Extract the full listing below without altering a single character.

• Record extracts
==*==

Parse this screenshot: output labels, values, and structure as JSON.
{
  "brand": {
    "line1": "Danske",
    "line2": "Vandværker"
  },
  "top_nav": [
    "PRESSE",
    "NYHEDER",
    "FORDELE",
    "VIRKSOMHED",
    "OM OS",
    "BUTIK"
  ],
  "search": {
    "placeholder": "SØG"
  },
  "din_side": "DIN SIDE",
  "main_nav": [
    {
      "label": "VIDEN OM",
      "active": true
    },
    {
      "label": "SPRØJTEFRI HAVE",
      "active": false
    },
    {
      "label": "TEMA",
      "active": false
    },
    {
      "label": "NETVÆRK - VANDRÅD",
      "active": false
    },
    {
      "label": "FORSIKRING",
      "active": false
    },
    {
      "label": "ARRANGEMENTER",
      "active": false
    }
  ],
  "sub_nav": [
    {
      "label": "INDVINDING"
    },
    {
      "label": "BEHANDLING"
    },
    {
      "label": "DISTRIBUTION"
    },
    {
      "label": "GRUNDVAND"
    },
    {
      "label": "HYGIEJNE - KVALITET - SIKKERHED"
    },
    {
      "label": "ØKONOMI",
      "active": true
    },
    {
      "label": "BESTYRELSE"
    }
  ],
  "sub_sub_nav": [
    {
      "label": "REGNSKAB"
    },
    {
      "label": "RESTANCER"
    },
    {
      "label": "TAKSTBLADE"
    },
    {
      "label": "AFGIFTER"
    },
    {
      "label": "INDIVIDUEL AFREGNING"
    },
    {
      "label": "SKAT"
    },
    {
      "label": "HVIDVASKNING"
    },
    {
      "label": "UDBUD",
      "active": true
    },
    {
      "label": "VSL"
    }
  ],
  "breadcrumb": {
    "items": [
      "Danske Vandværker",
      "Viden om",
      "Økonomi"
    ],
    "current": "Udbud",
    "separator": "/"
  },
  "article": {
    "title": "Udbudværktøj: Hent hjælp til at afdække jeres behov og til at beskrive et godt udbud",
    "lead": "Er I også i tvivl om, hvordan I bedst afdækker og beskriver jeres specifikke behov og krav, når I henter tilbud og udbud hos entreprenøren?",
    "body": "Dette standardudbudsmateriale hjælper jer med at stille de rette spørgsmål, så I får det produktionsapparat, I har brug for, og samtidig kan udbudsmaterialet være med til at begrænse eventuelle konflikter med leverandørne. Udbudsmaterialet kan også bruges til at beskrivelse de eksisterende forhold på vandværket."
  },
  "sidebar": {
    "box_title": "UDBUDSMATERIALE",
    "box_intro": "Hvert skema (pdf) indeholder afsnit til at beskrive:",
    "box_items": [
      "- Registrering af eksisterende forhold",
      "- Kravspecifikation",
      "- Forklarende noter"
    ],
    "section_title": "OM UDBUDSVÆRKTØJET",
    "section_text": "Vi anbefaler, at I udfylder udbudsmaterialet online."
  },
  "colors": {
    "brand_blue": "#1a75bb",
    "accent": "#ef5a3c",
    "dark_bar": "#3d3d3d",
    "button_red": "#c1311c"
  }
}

==*==

• Written answer
Parse this screenshot: output labels, values, and structure as JSON.
{
  "brand": {
    "line1": "Danske",
    "line2": "Vandværker"
  },
  "top_nav": [
    "PRESSE",
    "NYHEDER",
    "FORDELE",
    "VIRKSOMHED",
    "OM OS",
    "BUTIK"
  ],
  "search": {
    "placeholder": "SØG"
  },
  "din_side": "DIN SIDE",
  "main_nav": [
    {
      "label": "VIDEN OM",
      "active": true
    },
    {
      "label": "SPRØJTEFRI HAVE",
      "active": false
    },
    {
      "label": "TEMA",
      "active": false
    },
    {
      "label": "NETVÆRK - VANDRÅD",
      "active": false
    },
    {
      "label": "FORSIKRING",
      "active": false
    },
    {
      "label": "ARRANGEMENTER",
      "active": false
    }
  ],
  "sub_nav": [
    {
      "label": "INDVINDING"
    },
    {
      "label": "BEHANDLING"
    },
    {
      "label": "DISTRIBUTION"
    },
    {
      "label": "GRUNDVAND"
    },
    {
      "label": "HYGIEJNE - KVALITET - SIKKERHED"
    },
    {
      "label": "ØKONOMI",
      "active": true
    },
    {
      "label": "BESTYRELSE"
    }
  ],
  "sub_sub_nav": [
    {
      "label": "REGNSKAB"
    },
    {
      "label": "RESTANCER"
    },
    {
      "label": "TAKSTBLADE"
    },
    {
      "label": "AFGIFTER"
    },
    {
      "label": "INDIVIDUEL AFREGNING"
    },
    {
      "label": "SKAT"
    },
    {
      "label": "HVIDVASKNING"
    },
    {
      "label": "UDBUD",
      "active": true
    },
    {
      "label": "VSL"
    }
  ],
  "breadcrumb": {
    "items": [
      "Danske Vandværker",
      "Viden om",
      "Økonomi"
    ],
    "current": "Udbud",
    "separator": "/"
  },
  "article": {
    "title": "Udbudværktøj: Hent hjælp til at afdække jeres behov og til at beskrive et godt udbud",
    "lead": "Er I også i tvivl om, hvordan I bedst afdækker og beskriver jeres specifikke behov og krav, når I henter tilbud og udbud hos entreprenøren?",
    "body": "Dette standardudbudsmateriale hjælper jer med at stille de rette spørgsmål, så I får det produktionsapparat, I har brug for, og samtidig kan udbudsmaterialet være med til at begrænse eventuelle konflikter med leverandørne. Udbudsmaterialet kan også bruges til at beskrivelse de eksisterende forhold på vandværket."
  },
  "sidebar": {
    "box_title": "UDBUDSMATERIALE",
    "box_intro": "Hvert skema (pdf) indeholder afsnit til at beskrive:",
    "box_items": [
      "- Registrering af eksisterende forhold",
      "- Kravspecifikation",
      "- Forklarende noter"
    ],
    "section_title": "OM UDBUDSVÆRKTØJET",
    "section_text": "Vi anbefaler, at I udfylder udbudsmaterialet online."
  },
  "colors": {
    "brand_blue": "#1a75bb",
    "accent": "#ef5a3c",
    "dark_bar": "#3d3d3d",
    "button_red": "#c1311c"
  }
}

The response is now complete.